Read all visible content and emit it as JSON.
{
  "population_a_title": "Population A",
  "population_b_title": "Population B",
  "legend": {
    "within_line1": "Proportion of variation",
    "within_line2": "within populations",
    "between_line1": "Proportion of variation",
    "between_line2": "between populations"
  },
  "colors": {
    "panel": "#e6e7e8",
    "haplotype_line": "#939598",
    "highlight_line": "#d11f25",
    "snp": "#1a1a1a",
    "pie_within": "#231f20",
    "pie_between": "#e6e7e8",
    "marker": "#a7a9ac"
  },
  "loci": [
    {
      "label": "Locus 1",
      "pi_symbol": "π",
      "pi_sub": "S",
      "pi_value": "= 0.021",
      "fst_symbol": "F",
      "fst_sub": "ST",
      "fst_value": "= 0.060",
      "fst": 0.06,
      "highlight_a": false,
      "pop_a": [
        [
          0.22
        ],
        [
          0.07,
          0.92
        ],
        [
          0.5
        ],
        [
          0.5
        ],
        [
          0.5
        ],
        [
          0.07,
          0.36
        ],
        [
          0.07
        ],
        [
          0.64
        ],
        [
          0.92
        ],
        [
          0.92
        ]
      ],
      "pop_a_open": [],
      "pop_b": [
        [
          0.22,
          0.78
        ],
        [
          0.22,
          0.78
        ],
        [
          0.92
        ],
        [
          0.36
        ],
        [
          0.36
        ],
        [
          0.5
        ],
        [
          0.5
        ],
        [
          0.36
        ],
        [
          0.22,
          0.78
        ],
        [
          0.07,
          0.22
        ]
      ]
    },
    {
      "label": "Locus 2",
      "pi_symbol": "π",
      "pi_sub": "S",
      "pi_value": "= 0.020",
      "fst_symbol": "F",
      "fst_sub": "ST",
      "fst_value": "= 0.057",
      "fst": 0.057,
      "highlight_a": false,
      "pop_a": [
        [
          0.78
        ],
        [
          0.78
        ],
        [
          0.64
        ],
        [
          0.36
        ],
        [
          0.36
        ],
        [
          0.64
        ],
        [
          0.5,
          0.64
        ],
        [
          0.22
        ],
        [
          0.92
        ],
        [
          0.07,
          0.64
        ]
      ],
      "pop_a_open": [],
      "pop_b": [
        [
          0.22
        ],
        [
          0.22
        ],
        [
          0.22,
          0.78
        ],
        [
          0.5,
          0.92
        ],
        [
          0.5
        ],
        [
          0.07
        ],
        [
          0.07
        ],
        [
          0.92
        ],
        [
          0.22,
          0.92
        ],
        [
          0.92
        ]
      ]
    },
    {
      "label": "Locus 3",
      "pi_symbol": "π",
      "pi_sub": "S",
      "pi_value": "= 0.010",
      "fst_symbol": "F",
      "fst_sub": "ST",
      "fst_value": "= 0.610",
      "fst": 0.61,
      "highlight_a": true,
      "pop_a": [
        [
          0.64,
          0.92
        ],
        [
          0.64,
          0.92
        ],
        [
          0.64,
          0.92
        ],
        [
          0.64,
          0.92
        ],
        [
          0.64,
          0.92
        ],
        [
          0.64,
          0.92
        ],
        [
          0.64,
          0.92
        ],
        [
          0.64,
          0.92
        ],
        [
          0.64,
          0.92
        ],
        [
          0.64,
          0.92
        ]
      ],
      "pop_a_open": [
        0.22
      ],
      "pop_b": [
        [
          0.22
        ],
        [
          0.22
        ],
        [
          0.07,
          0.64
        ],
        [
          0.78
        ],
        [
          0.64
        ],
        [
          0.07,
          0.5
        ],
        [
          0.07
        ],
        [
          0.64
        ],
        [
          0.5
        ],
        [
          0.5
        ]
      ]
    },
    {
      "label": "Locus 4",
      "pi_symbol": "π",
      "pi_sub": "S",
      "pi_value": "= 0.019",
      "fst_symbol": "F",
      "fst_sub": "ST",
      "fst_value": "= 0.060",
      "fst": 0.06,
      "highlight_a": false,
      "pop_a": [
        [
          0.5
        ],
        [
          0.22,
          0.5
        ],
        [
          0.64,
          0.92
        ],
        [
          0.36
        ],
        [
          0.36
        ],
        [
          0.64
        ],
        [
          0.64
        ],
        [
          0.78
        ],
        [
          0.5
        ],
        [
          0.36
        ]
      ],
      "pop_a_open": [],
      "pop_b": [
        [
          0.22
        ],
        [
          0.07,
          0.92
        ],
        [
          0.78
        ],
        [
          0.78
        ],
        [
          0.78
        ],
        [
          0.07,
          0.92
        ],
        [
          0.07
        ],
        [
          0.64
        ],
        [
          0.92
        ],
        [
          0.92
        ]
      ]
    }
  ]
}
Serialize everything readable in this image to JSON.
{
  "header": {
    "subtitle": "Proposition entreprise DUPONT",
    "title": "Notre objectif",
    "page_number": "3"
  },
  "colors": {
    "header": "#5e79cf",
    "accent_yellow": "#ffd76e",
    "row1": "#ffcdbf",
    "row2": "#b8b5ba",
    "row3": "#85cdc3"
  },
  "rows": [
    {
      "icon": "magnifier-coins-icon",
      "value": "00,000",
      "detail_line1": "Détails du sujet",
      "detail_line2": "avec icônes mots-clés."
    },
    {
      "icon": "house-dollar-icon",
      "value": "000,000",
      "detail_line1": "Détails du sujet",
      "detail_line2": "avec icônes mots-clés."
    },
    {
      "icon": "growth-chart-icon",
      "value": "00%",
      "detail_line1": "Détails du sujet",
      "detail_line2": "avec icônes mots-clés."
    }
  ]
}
------------------------------------------------------------
Aim of the task. What are the lines from the one with "Serialize everything readable" through the last line of the records above? Quote them exactly and add nothing.

The reply.
Serialize everything readable in this image to JSON.
{
  "header": {
    "subtitle": "Proposition entreprise DUPONT",
    "title": "Notre objectif",
    "page_number": "3"
  },
  "colors": {
    "header": "#5e79cf",
    "accent_yellow": "#ffd76e",
    "row1": "#ffcdbf",
    "row2": "#b8b5ba",
    "row3": "#85cdc3"
  },
  "rows": [
    {
      "icon": "magnifier-coins-icon",
      "value": "00,000",
      "detail_line1": "Détails du sujet",
      "detail_line2": "avec icônes mots-clés."
    },
    {
      "icon": "house-dollar-icon",
      "value": "000,000",
      "detail_line1": "Détails du sujet",
      "detail_line2": "avec icônes mots-clés."
    },
    {
      "icon": "growth-chart-icon",
      "value": "00%",
      "detail_line1": "Détails du sujet",
      "detail_line2": "avec icônes mots-clés."
    }
  ]
}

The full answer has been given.